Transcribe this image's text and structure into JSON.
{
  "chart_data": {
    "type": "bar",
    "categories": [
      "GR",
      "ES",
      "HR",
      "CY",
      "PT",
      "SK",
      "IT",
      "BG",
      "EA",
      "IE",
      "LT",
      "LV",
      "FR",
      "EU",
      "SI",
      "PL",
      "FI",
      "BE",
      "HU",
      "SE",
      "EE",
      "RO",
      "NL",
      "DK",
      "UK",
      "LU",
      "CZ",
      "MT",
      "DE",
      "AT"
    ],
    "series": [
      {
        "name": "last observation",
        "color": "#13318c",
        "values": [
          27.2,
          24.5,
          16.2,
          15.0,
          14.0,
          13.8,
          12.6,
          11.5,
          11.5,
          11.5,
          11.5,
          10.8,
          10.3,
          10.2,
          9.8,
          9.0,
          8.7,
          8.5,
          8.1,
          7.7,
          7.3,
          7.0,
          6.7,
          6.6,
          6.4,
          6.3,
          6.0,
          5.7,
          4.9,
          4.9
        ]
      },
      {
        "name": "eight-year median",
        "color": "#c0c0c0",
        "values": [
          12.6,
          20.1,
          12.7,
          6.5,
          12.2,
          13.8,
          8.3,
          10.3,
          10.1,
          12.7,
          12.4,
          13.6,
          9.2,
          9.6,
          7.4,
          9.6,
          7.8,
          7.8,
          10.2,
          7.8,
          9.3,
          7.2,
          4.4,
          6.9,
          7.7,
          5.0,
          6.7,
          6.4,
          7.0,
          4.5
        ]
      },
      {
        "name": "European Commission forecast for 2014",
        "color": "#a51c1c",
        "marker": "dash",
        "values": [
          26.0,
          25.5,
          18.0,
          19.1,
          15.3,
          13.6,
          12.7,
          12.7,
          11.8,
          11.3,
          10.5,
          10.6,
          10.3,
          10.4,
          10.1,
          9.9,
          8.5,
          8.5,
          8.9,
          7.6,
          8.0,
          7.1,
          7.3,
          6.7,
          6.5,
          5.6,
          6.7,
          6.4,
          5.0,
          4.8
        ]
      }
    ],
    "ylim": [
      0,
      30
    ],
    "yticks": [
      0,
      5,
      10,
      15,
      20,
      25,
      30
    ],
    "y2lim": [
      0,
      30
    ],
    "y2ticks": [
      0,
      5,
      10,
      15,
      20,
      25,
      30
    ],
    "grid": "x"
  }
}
· · · · ·
■ **EXERCISE INSTRUCTIONS**
Which lines in the listing above hold the word "color"? Show each of them.

■ **EXPECTED ANSWER**
        "color": "#13318c",
        "color": "#c0c0c0",
        "color": "#a51c1c",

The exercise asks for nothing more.